» **The problem**:
Collect each line holding the string "last".

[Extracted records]
━━━━━━
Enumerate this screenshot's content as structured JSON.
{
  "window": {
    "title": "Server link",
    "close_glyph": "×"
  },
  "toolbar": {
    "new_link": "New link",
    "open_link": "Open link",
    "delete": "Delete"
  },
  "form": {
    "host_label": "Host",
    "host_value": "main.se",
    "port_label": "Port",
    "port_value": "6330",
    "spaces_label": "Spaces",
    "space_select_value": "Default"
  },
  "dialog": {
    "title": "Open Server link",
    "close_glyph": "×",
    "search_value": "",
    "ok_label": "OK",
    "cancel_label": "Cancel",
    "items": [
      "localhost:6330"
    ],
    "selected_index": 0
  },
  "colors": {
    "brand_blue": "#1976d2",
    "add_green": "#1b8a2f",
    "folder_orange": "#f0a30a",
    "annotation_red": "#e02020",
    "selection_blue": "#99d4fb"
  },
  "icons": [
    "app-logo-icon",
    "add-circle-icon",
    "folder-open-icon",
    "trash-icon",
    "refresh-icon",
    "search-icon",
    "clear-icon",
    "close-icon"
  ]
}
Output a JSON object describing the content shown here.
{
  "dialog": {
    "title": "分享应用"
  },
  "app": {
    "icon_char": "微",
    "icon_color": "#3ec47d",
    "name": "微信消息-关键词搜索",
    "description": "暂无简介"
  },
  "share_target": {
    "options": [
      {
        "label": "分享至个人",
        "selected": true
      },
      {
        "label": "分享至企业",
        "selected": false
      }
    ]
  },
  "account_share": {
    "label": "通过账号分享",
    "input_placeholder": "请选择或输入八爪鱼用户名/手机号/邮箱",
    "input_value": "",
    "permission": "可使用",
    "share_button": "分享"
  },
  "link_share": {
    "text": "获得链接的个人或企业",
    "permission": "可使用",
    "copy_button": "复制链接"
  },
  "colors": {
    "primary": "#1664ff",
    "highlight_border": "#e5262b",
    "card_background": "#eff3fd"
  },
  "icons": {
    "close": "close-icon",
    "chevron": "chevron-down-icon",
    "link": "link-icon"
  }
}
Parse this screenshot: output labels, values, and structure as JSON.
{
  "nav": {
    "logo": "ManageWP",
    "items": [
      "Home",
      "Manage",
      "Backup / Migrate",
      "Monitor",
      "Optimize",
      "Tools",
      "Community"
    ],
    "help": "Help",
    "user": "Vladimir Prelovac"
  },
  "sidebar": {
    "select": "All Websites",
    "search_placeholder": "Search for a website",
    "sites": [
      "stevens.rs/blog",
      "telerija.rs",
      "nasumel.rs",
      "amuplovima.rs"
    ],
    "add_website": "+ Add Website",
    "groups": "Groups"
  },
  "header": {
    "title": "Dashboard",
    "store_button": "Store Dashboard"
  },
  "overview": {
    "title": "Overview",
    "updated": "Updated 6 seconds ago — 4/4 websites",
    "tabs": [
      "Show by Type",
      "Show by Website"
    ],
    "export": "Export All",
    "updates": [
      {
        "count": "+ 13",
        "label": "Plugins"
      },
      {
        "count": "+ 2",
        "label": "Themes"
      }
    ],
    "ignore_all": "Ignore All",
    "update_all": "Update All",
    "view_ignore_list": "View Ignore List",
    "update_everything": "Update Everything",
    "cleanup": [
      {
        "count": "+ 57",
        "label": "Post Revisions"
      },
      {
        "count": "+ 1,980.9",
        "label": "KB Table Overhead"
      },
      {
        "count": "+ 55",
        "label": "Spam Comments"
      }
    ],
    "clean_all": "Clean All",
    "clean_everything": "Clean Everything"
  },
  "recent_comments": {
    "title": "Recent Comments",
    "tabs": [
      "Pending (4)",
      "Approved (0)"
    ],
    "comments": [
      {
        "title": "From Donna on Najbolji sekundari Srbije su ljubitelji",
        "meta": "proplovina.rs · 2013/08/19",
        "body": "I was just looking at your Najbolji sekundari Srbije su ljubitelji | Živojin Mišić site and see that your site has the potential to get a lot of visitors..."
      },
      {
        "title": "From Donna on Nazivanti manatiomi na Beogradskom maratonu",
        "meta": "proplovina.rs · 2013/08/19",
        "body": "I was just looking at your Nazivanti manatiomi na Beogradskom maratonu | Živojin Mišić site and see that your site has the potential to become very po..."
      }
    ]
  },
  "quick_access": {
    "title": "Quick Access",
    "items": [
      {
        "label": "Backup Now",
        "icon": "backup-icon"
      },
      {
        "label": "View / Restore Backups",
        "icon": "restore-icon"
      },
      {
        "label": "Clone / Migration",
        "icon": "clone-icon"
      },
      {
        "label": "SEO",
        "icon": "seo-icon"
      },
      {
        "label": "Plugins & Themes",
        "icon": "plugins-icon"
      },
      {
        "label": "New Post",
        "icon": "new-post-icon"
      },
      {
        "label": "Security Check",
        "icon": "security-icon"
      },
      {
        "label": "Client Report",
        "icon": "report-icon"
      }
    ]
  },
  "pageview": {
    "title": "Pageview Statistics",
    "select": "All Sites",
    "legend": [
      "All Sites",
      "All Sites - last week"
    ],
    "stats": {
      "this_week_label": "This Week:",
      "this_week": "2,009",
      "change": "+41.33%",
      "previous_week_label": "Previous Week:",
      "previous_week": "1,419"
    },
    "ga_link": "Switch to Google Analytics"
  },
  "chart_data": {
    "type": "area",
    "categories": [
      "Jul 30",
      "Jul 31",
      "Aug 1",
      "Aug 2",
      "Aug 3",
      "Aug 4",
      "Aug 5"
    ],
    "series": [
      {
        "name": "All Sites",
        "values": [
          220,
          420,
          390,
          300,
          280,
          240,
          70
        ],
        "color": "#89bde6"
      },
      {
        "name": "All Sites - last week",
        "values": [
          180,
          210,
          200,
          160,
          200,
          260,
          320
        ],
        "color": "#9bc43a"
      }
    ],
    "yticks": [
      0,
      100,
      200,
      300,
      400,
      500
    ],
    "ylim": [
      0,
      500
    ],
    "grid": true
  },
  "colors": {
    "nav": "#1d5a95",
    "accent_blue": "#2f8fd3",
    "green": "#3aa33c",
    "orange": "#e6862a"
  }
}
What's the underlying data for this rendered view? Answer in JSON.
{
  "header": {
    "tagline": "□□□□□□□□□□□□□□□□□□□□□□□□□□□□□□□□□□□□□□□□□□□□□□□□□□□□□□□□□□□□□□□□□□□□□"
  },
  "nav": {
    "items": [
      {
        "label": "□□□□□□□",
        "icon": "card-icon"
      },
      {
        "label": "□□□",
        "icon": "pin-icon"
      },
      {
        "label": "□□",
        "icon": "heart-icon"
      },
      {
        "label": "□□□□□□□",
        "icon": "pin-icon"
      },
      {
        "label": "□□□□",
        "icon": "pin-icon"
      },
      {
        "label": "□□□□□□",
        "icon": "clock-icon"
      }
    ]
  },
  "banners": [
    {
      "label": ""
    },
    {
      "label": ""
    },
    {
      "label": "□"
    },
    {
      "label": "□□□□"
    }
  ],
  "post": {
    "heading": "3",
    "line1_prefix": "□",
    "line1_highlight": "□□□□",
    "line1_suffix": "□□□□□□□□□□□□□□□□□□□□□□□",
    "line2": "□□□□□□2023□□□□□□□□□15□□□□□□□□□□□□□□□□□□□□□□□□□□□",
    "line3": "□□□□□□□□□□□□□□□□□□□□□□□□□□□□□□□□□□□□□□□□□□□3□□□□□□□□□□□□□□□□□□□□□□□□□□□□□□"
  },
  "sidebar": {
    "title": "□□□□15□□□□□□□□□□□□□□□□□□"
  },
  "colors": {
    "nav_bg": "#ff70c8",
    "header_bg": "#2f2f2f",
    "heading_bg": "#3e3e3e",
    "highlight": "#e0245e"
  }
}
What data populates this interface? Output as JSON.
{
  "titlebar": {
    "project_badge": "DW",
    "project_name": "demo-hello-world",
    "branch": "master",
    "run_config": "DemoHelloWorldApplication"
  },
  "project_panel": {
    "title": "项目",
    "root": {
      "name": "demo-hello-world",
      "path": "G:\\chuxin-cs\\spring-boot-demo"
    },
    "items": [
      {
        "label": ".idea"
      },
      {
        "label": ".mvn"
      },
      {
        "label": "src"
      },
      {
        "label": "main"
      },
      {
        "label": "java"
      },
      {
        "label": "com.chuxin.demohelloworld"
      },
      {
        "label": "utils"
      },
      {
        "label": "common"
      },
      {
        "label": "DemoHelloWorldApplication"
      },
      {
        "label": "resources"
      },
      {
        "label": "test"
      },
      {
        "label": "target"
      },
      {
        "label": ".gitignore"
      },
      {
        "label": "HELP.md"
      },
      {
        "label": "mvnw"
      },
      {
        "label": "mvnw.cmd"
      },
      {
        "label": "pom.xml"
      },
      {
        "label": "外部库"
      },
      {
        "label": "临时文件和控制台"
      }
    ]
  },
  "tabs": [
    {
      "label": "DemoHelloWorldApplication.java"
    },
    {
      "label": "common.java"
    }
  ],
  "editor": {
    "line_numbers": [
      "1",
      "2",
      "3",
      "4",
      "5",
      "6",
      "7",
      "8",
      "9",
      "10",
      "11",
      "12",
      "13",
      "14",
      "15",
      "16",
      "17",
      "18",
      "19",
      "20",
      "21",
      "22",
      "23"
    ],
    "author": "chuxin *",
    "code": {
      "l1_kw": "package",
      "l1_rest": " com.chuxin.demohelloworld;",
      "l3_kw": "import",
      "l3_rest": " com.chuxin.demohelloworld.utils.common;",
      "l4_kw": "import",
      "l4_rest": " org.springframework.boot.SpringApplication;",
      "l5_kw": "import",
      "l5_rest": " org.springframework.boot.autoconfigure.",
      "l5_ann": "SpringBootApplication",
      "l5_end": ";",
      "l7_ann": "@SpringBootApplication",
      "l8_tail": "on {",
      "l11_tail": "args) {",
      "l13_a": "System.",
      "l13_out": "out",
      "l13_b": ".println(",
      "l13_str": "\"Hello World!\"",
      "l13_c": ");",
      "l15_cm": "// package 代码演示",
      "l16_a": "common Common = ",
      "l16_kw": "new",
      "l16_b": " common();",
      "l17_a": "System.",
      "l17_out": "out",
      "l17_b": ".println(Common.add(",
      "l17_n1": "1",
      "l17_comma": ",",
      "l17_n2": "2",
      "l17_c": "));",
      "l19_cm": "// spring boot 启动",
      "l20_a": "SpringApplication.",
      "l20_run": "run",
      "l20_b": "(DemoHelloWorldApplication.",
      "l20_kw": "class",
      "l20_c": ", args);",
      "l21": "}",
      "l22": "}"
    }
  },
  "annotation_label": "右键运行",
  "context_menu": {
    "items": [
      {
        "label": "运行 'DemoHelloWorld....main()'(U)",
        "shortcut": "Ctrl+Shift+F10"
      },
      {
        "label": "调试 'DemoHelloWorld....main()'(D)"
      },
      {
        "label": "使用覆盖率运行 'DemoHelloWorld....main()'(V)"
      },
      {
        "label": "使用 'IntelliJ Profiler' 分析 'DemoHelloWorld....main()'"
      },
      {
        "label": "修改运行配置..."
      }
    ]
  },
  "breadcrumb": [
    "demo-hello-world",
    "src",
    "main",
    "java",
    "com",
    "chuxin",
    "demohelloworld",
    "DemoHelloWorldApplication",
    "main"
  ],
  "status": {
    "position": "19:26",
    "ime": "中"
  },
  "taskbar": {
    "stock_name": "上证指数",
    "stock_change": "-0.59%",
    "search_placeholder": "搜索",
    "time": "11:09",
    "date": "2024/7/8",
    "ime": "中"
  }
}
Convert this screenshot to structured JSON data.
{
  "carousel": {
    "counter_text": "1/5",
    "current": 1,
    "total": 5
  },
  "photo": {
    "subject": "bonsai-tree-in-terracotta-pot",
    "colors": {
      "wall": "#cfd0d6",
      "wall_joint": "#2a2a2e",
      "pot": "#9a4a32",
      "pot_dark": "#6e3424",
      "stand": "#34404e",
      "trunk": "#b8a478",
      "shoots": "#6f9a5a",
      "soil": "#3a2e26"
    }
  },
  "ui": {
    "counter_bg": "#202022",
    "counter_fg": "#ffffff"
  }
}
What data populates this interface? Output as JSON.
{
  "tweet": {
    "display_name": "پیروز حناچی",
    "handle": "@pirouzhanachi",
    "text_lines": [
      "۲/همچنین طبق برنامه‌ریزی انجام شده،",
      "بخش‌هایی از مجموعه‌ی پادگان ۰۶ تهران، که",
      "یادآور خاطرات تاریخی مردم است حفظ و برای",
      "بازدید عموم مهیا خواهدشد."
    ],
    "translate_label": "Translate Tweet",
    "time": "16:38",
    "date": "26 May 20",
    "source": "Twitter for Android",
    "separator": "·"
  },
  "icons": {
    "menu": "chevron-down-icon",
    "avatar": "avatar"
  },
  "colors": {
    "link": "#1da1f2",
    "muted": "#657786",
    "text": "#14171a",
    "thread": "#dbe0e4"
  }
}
━━━━━━
» **Complete output**:
      "All Sites - last week"
        "name": "All Sites - last week",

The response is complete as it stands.